• **Article**:

-- begin --

The Euclidean distance between two points $p_1 = (x_1,y_1)$ and $p_2 = (x_2,y_2)$ is defined by \[d(p_1,p_2) = \sqrt{(x_1-x_2)^2 + (y_1-y_2)^2}.\]

The closest points on a plane problem is: Given a list of $n$ points on a plane, find the closest pair of points.

This is a fairly simple problem that is another one of those things that people probably really want to know about and efficiently, since it's a very basic computational geometry problem and has obvious applications in all sorts of graphics and computer vision problems. It was first studied by Shamos and Hoey in 1975, where they showed the algorithm we're about to investigate.

We will assume that squaring and square roots are basic operations (although we don't really need to take square roots). There is a pretty obvious brute force algorithm: just compute and check the distance of every pair of points. Of course, if you have $n$ points, that's $O(n^2)$ things you have to check.

-- end --

• **Data segment**:
-- begin --

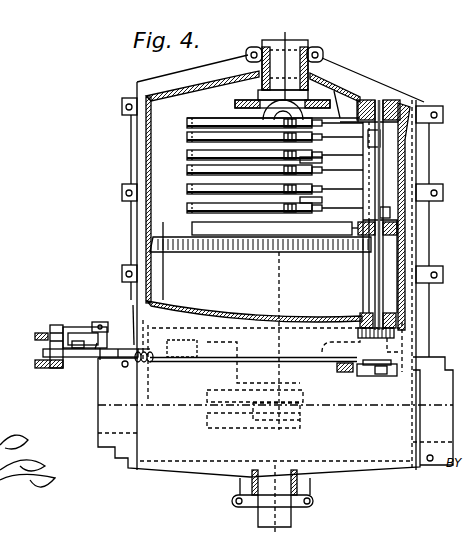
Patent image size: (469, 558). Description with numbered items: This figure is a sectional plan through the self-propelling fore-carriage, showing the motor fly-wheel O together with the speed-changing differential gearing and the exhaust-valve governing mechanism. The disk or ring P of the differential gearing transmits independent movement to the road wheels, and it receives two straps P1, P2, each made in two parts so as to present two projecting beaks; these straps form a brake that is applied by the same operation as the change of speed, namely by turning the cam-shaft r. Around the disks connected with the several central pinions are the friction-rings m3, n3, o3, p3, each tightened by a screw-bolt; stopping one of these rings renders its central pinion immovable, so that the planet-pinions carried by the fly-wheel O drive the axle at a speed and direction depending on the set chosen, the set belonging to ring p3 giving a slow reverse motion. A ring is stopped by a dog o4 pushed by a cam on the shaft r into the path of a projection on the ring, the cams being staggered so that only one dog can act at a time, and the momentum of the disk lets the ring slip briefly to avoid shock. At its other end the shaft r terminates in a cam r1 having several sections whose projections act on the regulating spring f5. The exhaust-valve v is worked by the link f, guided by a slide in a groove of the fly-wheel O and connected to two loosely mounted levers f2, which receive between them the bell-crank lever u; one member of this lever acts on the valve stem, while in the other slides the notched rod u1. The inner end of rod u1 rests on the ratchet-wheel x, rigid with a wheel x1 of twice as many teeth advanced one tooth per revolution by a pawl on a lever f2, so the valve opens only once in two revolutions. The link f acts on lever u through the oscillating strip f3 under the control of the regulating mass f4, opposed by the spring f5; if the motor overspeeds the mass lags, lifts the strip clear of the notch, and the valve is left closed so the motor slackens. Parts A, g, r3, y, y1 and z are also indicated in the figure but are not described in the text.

-- end --

According to the closest-pair text, who first studied the problem, and in what year? The data has no connection to the text on the closest pair of points.

• **Solution**: Shamos and Hoey, in 1975.